▸ What you will do
Your task is to reproduce the material exactly.

## START Supplied records

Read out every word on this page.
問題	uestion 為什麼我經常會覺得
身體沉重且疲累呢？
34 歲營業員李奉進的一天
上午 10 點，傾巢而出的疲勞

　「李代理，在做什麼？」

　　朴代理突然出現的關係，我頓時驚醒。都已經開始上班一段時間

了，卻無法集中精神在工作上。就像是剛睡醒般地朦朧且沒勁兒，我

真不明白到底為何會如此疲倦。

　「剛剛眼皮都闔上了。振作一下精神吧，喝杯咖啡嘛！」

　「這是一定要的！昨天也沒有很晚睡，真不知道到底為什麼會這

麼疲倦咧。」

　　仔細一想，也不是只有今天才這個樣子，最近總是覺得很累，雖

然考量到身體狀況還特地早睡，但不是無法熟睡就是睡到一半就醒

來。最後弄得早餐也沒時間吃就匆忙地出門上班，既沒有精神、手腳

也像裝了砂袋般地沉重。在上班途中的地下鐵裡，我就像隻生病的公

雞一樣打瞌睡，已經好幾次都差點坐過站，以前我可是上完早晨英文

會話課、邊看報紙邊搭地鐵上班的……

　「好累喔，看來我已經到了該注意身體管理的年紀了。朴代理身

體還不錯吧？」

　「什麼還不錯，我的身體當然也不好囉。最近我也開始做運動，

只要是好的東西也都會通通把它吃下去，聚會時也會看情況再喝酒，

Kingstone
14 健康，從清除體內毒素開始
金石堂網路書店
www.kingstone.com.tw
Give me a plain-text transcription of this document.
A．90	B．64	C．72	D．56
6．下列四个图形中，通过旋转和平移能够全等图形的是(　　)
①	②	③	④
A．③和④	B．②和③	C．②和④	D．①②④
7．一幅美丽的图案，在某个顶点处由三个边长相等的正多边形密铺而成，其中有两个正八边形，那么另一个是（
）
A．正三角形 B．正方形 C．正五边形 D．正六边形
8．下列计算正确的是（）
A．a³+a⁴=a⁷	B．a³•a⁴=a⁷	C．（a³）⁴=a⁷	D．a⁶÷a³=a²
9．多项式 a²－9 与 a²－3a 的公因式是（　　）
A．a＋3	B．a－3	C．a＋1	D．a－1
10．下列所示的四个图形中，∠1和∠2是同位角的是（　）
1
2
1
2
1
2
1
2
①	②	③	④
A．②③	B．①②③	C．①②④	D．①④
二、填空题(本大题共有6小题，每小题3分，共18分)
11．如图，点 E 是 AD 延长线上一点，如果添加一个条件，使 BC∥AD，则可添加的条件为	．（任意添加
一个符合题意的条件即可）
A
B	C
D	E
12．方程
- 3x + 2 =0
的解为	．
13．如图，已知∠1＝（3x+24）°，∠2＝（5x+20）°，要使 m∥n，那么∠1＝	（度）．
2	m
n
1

## END Supplied records

▸ Solution
Read out every word on this page.
問題	uestion 為什麼我經常會覺得
身體沉重且疲累呢？
34 歲營業員李奉進的一天
上午 10 點，傾巢而出的疲勞

　「李代理，在做什麼？」

　　朴代理突然出現的關係，我頓時驚醒。都已經開始上班一段時間

了，卻無法集中精神在工作上。就像是剛睡醒般地朦朧且沒勁兒，我

真不明白到底為何會如此疲倦。

　「剛剛眼皮都闔上了。振作一下精神吧，喝杯咖啡嘛！」

　「這是一定要的！昨天也沒有很晚睡，真不知道到底為什麼會這

麼疲倦咧。」

　　仔細一想，也不是只有今天才這個樣子，最近總是覺得很累，雖

然考量到身體狀況還特地早睡，但不是無法熟睡就是睡到一半就醒

來。最後弄得早餐也沒時間吃就匆忙地出門上班，既沒有精神、手腳

也像裝了砂袋般地沉重。在上班途中的地下鐵裡，我就像隻生病的公

雞一樣打瞌睡，已經好幾次都差點坐過站，以前我可是上完早晨英文

會話課、邊看報紙邊搭地鐵上班的……

　「好累喔，看來我已經到了該注意身體管理的年紀了。朴代理身

體還不錯吧？」

　「什麼還不錯，我的身體當然也不好囉。最近我也開始做運動，

只要是好的東西也都會通通把它吃下去，聚會時也會看情況再喝酒，

Kingstone
14 健康，從清除體內毒素開始
金石堂網路書店
www.kingstone.com.tw
Give me a plain-text transcription of this document.
A．90	B．64	C．72	D．56
6．下列四个图形中，通过旋转和平移能够全等图形的是(　　)
①	②	③	④
A．③和④	B．②和③	C．②和④	D．①②④
7．一幅美丽的图案，在某个顶点处由三个边长相等的正多边形密铺而成，其中有两个正八边形，那么另一个是（
）
A．正三角形 B．正方形 C．正五边形 D．正六边形
8．下列计算正确的是（）
A．a³+a⁴=a⁷	B．a³•a⁴=a⁷	C．（a³）⁴=a⁷	D．a⁶÷a³=a²
9．多项式 a²－9 与 a²－3a 的公因式是（　　）
A．a＋3	B．a－3	C．a＋1	D．a－1
10．下列所示的四个图形中，∠1和∠2是同位角的是（　）
1
2
1
2
1
2
1
2
①	②	③	④
A．②③	B．①②③	C．①②④	D．①④
二、填空题(本大题共有6小题，每小题3分，共18分)
11．如图，点 E 是 AD 延长线上一点，如果添加一个条件，使 BC∥AD，则可添加的条件为	．（任意添加
一个符合题意的条件即可）
A
B	C
D	E
12．方程
- 3x + 2 =0
的解为	．
13．如图，已知∠1＝（3x+24）°，∠2＝（5x+20）°，要使 m∥n，那么∠1＝	（度）．
2	m
n
1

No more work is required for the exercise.